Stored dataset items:
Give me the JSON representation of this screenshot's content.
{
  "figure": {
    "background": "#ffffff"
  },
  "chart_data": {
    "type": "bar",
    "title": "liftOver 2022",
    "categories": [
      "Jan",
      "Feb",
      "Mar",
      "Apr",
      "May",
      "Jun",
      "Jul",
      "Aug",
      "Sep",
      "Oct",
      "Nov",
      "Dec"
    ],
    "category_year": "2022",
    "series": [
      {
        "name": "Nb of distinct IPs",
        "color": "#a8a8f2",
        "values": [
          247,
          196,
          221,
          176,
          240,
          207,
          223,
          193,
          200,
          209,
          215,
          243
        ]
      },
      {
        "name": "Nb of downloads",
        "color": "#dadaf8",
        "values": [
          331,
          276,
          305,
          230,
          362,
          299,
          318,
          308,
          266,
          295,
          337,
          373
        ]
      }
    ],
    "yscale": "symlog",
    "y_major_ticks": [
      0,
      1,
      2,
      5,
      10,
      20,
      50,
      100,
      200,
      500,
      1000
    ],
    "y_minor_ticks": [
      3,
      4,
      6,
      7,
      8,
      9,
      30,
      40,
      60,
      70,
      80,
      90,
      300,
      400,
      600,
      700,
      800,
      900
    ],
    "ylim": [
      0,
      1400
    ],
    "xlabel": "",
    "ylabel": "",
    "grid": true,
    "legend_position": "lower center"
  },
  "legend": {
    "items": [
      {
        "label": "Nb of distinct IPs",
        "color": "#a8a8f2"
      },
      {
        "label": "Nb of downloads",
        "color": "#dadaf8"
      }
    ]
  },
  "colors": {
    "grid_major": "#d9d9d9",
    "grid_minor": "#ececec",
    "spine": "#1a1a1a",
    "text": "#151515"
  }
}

§ TO BE DONE:
Extract the listing in its entirety and repeat it exactly.

§ RESULT BELOW:
Give me the JSON representation of this screenshot's content.
{
  "figure": {
    "background": "#ffffff"
  },
  "chart_data": {
    "type": "bar",
    "title": "liftOver 2022",
    "categories": [
      "Jan",
      "Feb",
      "Mar",
      "Apr",
      "May",
      "Jun",
      "Jul",
      "Aug",
      "Sep",
      "Oct",
      "Nov",
      "Dec"
    ],
    "category_year": "2022",
    "series": [
      {
        "name": "Nb of distinct IPs",
        "color": "#a8a8f2",
        "values": [
          247,
          196,
          221,
          176,
          240,
          207,
          223,
          193,
          200,
          209,
          215,
          243
        ]
      },
      {
        "name": "Nb of downloads",
        "color": "#dadaf8",
        "values": [
          331,
          276,
          305,
          230,
          362,
          299,
          318,
          308,
          266,
          295,
          337,
          373
        ]
      }
    ],
    "yscale": "symlog",
    "y_major_ticks": [
      0,
      1,
      2,
      5,
      10,
      20,
      50,
      100,
      200,
      500,
      1000
    ],
    "y_minor_ticks": [
      3,
      4,
      6,
      7,
      8,
      9,
      30,
      40,
      60,
      70,
      80,
      90,
      300,
      400,
      600,
      700,
      800,
      900
    ],
    "ylim": [
      0,
      1400
    ],
    "xlabel": "",
    "ylabel": "",
    "grid": true,
    "legend_position": "lower center"
  },
  "legend": {
    "items": [
      {
        "label": "Nb of distinct IPs",
        "color": "#a8a8f2"
      },
      {
        "label": "Nb of downloads",
        "color": "#dadaf8"
      }
    ]
  },
  "colors": {
    "grid_major": "#d9d9d9",
    "grid_minor": "#ececec",
    "spine": "#1a1a1a",
    "text": "#151515"
  }
}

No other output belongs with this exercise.